(Records that describe figures)
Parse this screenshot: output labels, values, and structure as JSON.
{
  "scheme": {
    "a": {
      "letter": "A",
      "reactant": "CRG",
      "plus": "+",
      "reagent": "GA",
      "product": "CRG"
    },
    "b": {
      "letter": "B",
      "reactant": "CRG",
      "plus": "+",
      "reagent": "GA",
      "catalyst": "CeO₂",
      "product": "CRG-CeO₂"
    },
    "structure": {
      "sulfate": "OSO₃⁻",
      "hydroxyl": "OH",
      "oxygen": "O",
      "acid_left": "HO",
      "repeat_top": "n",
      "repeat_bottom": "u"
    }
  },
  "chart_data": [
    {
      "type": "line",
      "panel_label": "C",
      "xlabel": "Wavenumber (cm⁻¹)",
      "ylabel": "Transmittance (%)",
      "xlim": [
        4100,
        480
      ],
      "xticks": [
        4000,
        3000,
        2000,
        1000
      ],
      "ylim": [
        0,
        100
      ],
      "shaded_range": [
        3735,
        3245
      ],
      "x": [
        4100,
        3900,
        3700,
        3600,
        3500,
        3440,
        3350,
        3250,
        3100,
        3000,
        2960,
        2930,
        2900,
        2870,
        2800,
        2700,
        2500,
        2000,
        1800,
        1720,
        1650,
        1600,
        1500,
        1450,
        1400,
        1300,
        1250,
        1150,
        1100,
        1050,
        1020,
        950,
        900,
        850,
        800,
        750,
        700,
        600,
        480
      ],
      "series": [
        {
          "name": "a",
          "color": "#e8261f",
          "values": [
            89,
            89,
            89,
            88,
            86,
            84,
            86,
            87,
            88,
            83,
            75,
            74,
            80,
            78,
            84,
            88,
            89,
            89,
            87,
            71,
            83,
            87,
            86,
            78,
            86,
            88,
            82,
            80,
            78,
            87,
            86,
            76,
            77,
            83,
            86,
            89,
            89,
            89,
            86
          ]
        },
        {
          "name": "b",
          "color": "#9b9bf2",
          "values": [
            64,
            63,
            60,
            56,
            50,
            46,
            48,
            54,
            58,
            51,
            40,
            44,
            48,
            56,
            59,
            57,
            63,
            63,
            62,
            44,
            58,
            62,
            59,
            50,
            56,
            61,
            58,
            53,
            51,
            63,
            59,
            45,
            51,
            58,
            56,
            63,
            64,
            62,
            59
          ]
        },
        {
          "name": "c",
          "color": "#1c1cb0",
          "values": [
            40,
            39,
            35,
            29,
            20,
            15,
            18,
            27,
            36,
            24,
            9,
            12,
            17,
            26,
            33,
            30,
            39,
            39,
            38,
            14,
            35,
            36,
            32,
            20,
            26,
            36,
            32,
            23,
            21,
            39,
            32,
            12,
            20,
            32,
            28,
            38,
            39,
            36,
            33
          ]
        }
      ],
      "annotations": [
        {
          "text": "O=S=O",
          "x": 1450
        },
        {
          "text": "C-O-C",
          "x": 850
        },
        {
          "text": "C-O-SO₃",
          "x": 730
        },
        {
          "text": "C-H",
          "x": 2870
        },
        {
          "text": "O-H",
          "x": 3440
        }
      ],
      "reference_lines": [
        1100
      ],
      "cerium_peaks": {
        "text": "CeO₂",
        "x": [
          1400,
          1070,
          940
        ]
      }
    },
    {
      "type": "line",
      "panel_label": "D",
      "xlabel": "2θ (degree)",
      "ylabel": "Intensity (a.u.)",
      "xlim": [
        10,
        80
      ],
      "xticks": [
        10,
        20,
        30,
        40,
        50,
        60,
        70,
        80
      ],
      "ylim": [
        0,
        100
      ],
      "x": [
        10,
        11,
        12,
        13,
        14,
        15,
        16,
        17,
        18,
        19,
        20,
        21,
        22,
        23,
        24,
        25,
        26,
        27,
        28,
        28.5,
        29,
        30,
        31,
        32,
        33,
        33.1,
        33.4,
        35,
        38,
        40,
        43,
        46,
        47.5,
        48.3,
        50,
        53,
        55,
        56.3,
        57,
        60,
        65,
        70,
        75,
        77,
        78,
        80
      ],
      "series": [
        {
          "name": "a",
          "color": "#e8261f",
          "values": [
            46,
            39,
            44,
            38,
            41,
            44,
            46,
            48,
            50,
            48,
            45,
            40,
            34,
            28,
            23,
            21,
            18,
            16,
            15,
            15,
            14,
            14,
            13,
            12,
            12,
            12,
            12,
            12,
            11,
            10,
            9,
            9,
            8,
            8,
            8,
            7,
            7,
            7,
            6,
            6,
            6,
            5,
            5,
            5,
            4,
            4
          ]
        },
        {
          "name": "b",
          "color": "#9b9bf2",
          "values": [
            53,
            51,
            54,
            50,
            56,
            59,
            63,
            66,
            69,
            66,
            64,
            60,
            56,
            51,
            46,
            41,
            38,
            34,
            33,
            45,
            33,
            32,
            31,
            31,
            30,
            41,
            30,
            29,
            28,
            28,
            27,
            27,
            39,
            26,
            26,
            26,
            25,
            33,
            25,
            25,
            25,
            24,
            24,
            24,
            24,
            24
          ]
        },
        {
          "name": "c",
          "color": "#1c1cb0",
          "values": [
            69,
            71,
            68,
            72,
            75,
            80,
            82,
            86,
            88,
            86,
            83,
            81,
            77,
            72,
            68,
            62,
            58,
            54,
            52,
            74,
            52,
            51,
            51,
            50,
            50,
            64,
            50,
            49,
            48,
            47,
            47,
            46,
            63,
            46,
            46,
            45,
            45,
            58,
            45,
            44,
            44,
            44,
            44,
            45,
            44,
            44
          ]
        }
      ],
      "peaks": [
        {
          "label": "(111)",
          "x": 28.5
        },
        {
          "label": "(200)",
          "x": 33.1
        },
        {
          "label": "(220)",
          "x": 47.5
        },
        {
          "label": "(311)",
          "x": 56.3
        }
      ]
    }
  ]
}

REQUIRED TASK
Retype every record above exactly as written.

THE RESULT
Parse this screenshot: output labels, values, and structure as JSON.
{
  "scheme": {
    "a": {
      "letter": "A",
      "reactant": "CRG",
      "plus": "+",
      "reagent": "GA",
      "product": "CRG"
    },
    "b": {
      "letter": "B",
      "reactant": "CRG",
      "plus": "+",
      "reagent": "GA",
      "catalyst": "CeO₂",
      "product": "CRG-CeO₂"
    },
    "structure": {
      "sulfate": "OSO₃⁻",
      "hydroxyl": "OH",
      "oxygen": "O",
      "acid_left": "HO",
      "repeat_top": "n",
      "repeat_bottom": "u"
    }
  },
  "chart_data": [
    {
      "type": "line",
      "panel_label": "C",
      "xlabel": "Wavenumber (cm⁻¹)",
      "ylabel": "Transmittance (%)",
      "xlim": [
        4100,
        480
      ],
      "xticks": [
        4000,
        3000,
        2000,
        1000
      ],
      "ylim": [
        0,
        100
      ],
      "shaded_range": [
        3735,
        3245
      ],
      "x": [
        4100,
        3900,
        3700,
        3600,
        3500,
        3440,
        3350,
        3250,
        3100,
        3000,
        2960,
        2930,
        2900,
        2870,
        2800,
        2700,
        2500,
        2000,
        1800,
        1720,
        1650,
        1600,
        1500,
        1450,
        1400,
        1300,
        1250,
        1150,
        1100,
        1050,
        1020,
        950,
        900,
        850,
        800,
        750,
        700,
        600,
        480
      ],
      "series": [
        {
          "name": "a",
          "color": "#e8261f",
          "values": [
            89,
            89,
            89,
            88,
            86,
            84,
            86,
            87,
            88,
            83,
            75,
            74,
            80,
            78,
            84,
            88,
            89,
            89,
            87,
            71,
            83,
            87,
            86,
            78,
            86,
            88,
            82,
            80,
            78,
            87,
            86,
            76,
            77,
            83,
            86,
            89,
            89,
            89,
            86
          ]
        },
        {
          "name": "b",
          "color": "#9b9bf2",
          "values": [
            64,
            63,
            60,
            56,
            50,
            46,
            48,
            54,
            58,
            51,
            40,
            44,
            48,
            56,
            59,
            57,
            63,
            63,
            62,
            44,
            58,
            62,
            59,
            50,
            56,
            61,
            58,
            53,
            51,
            63,
            59,
            45,
            51,
            58,
            56,
            63,
            64,
            62,
            59
          ]
        },
        {
          "name": "c",
          "color": "#1c1cb0",
          "values": [
            40,
            39,
            35,
            29,
            20,
            15,
            18,
            27,
            36,
            24,
            9,
            12,
            17,
            26,
            33,
            30,
            39,
            39,
            38,
            14,
            35,
            36,
            32,
            20,
            26,
            36,
            32,
            23,
            21,
            39,
            32,
            12,
            20,
            32,
            28,
            38,
            39,
            36,
            33
          ]
        }
      ],
      "annotations": [
        {
          "text": "O=S=O",
          "x": 1450
        },
        {
          "text": "C-O-C",
          "x": 850
        },
        {
          "text": "C-O-SO₃",
          "x": 730
        },
        {
          "text": "C-H",
          "x": 2870
        },
        {
          "text": "O-H",
          "x": 3440
        }
      ],
      "reference_lines": [
        1100
      ],
      "cerium_peaks": {
        "text": "CeO₂",
        "x": [
          1400,
          1070,
          940
        ]
      }
    },
    {
      "type": "line",
      "panel_label": "D",
      "xlabel": "2θ (degree)",
      "ylabel": "Intensity (a.u.)",
      "xlim": [
        10,
        80
      ],
      "xticks": [
        10,
        20,
        30,
        40,
        50,
        60,
        70,
        80
      ],
      "ylim": [
        0,
        100
      ],
      "x": [
        10,
        11,
        12,
        13,
        14,
        15,
        16,
        17,
        18,
        19,
        20,
        21,
        22,
        23,
        24,
        25,
        26,
        27,
        28,
        28.5,
        29,
        30,
        31,
        32,
        33,
        33.1,
        33.4,
        35,
        38,
        40,
        43,
        46,
        47.5,
        48.3,
        50,
        53,
        55,
        56.3,
        57,
        60,
        65,
        70,
        75,
        77,
        78,
        80
      ],
      "series": [
        {
          "name": "a",
          "color": "#e8261f",
          "values": [
            46,
            39,
            44,
            38,
            41,
            44,
            46,
            48,
            50,
            48,
            45,
            40,
            34,
            28,
            23,
            21,
            18,
            16,
            15,
            15,
            14,
            14,
            13,
            12,
            12,
            12,
            12,
            12,
            11,
            10,
            9,
            9,
            8,
            8,
            8,
            7,
            7,
            7,
            6,
            6,
            6,
            5,
            5,
            5,
            4,
            4
          ]
        },
        {
          "name": "b",
          "color": "#9b9bf2",
          "values": [
            53,
            51,
            54,
            50,
            56,
            59,
            63,
            66,
            69,
            66,
            64,
            60,
            56,
            51,
            46,
            41,
            38,
            34,
            33,
            45,
            33,
            32,
            31,
            31,
            30,
            41,
            30,
            29,
            28,
            28,
            27,
            27,
            39,
            26,
            26,
            26,
            25,
            33,
            25,
            25,
            25,
            24,
            24,
            24,
            24,
            24
          ]
        },
        {
          "name": "c",
          "color": "#1c1cb0",
          "values": [
            69,
            71,
            68,
            72,
            75,
            80,
            82,
            86,
            88,
            86,
            83,
            81,
            77,
            72,
            68,
            62,
            58,
            54,
            52,
            74,
            52,
            51,
            51,
            50,
            50,
            64,
            50,
            49,
            48,
            47,
            47,
            46,
            63,
            46,
            46,
            45,
            45,
            58,
            45,
            44,
            44,
            44,
            44,
            45,
            44,
            44
          ]
        }
      ],
      "peaks": [
        {
          "label": "(111)",
          "x": 28.5
        },
        {
          "label": "(200)",
          "x": 33.1
        },
        {
          "label": "(220)",
          "x": 47.5
        },
        {
          "label": "(311)",
          "x": 56.3
        }
      ]
    }
  ]
}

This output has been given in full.